Text under study:
- Publicity poster
- Directed by: Rouben Mamoulian
- Screenplay by: Wallace Smith
- Story by: Leo Birinsky
- Produced by: Mary Pickford Jesse L. Lasky
- Starring: Ida Lupino Leo Carrillo Nino Martini
- Cinematography: Lucien Andriot
- Edited by: Margaret Clancey
- Music by: Alfred Newman
- Distributed by: United Artists Milestone Pictures (2006 DVD release)
- Release date: October 2, 1936;
- Running time: 86 minutes
- Country: United States
- Language: English

= The Gay Desperado =

1936 film by Rouben Mamoulian

The Gay Desperado is a 1936 American musical-comedy film starring Ida Lupino, Leo Carrillo, and Nino Martini and directed by Rouben Mamoulian, produced by Mary Pickford and Jesse Lasky and originally released by United Artists. The film is a spoof of the Hollywood gangster genre.

The Gay Desperado earned the New York Film Critics Circle award for Best Director of 1936 for Mamoulian.

The film was restored by the UCLA Film & Television Archive and the Mary Pickford Foundation, and released on DVD in 2006 by Milestone Pictures after being out of distribution for many years.

Portions of the film were shot in Tucson, Arizona and show the old adobe quarter Barrio Libre of 19th Century Tucson and Mission San Xavier del Bac.

Data shown:
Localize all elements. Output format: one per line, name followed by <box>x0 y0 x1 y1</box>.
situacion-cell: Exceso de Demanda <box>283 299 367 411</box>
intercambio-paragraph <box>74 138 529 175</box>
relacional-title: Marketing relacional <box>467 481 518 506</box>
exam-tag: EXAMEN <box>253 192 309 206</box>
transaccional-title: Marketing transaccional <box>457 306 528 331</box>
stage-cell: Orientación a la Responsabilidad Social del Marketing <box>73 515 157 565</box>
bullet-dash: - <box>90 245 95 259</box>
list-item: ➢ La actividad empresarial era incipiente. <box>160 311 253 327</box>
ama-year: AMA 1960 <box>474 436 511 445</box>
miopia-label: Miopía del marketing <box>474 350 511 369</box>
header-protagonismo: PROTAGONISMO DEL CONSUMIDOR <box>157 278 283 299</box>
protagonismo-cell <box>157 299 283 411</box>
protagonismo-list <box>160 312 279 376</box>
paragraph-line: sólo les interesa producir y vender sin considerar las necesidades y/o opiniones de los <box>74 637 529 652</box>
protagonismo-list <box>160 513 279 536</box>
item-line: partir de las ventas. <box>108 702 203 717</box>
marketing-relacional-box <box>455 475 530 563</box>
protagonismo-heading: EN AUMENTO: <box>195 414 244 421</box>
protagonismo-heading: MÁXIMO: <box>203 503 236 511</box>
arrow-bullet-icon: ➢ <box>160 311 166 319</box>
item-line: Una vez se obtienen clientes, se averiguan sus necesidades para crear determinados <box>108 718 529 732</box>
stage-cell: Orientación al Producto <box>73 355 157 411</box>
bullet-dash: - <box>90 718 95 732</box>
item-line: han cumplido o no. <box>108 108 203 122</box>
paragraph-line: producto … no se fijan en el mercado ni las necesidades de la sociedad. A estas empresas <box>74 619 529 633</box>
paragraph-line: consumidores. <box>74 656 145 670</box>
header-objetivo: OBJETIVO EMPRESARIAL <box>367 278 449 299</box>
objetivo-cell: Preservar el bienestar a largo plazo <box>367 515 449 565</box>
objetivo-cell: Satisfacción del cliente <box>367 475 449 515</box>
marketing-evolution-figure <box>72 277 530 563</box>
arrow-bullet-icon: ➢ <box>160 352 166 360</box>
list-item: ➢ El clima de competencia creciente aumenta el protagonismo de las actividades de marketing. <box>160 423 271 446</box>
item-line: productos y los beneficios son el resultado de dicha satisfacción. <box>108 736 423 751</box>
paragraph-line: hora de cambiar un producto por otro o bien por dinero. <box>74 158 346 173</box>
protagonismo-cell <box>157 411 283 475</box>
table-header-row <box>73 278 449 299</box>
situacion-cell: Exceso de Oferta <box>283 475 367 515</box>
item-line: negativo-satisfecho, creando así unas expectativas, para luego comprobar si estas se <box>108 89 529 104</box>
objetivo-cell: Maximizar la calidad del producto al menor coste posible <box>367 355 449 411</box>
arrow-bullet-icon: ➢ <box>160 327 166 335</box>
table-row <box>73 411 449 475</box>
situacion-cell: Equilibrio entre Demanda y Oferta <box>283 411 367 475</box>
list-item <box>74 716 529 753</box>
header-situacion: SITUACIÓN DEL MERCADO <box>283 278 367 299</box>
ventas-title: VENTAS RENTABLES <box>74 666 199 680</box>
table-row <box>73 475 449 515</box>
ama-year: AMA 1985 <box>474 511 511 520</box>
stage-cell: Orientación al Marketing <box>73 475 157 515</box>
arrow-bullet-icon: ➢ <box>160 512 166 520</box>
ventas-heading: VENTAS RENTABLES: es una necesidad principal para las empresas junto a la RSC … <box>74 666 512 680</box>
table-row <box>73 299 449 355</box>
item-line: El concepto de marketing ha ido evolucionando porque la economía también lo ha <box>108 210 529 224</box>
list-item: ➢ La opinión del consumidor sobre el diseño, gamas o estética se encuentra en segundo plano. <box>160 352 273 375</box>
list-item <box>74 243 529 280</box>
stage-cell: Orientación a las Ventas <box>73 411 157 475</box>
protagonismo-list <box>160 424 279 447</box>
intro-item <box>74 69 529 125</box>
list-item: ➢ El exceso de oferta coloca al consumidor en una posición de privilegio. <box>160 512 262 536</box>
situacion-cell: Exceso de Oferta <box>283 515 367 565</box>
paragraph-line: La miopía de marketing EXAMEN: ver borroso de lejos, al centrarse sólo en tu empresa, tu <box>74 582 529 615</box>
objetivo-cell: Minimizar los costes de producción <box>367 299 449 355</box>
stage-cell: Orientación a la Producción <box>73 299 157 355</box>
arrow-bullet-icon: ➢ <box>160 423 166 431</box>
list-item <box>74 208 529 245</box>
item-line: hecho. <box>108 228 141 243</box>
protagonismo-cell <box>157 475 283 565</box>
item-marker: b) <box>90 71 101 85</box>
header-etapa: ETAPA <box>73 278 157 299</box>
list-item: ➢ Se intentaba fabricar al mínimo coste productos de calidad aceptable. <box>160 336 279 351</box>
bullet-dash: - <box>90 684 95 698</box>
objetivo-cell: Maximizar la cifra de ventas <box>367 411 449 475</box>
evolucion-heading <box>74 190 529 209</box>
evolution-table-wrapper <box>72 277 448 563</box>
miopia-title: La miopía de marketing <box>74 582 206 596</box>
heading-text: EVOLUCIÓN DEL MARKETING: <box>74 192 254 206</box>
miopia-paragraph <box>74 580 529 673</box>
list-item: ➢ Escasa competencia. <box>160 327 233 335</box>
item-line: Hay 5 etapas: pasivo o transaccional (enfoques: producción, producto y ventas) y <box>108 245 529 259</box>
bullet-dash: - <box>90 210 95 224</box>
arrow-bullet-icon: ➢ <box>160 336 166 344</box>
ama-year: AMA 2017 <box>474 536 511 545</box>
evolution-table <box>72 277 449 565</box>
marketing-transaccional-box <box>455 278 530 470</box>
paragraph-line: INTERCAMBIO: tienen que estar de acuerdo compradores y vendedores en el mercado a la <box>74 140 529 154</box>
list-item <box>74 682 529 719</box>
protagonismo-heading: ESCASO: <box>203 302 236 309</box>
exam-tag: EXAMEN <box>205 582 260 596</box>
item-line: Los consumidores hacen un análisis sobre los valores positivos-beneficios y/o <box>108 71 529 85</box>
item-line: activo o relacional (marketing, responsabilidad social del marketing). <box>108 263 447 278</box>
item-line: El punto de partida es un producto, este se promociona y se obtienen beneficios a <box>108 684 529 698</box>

What needs to be done: Quote the passage of the film article starting at "The Gay Desperado earned" and ending at "for many years.". The records are drawn from a separate source.

Your response:
The Gay Desperado earned the New York Film Critics Circle award for Best Director of 1936 for Mamoulian.

The film was restored by the UCLA Film & Television Archive and the Mary Pickford Foundation, and released on DVD in 2006 by Milestone Pictures after being out of distribution for many years.